Scan each line of the records for the word "SQFT" and extract the ones that have it.

==========

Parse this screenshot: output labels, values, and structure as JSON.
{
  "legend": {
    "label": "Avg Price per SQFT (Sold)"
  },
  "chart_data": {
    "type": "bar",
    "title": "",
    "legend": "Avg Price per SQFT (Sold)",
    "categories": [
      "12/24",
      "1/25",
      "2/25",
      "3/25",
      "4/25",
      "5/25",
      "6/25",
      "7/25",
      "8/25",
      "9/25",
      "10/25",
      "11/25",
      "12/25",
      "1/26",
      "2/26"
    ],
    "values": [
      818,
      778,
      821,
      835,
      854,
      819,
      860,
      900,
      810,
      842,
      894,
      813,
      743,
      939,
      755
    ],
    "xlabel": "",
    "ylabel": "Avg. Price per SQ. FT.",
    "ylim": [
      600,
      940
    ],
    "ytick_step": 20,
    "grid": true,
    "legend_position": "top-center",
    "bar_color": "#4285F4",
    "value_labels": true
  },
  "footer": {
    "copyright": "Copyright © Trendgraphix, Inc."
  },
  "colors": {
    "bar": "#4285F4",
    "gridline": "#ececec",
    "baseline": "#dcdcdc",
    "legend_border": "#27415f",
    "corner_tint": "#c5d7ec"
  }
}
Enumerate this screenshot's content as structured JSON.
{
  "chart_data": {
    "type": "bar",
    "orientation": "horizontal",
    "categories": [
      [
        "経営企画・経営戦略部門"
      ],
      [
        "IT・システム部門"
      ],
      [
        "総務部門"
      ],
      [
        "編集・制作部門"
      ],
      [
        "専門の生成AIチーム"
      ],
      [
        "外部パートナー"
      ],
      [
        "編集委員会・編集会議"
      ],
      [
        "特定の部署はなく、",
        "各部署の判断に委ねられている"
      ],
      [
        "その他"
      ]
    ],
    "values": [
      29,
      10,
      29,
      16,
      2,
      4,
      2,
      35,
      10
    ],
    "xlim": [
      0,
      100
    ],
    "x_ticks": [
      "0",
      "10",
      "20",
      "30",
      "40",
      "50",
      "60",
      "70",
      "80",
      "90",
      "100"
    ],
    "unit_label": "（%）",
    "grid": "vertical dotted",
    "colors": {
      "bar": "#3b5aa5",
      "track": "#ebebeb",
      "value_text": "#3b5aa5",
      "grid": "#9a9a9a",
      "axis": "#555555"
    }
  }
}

==========

▶ **RESULT**:
    "label": "Avg Price per SQFT (Sold)"
    "legend": "Avg Price per SQFT (Sold)",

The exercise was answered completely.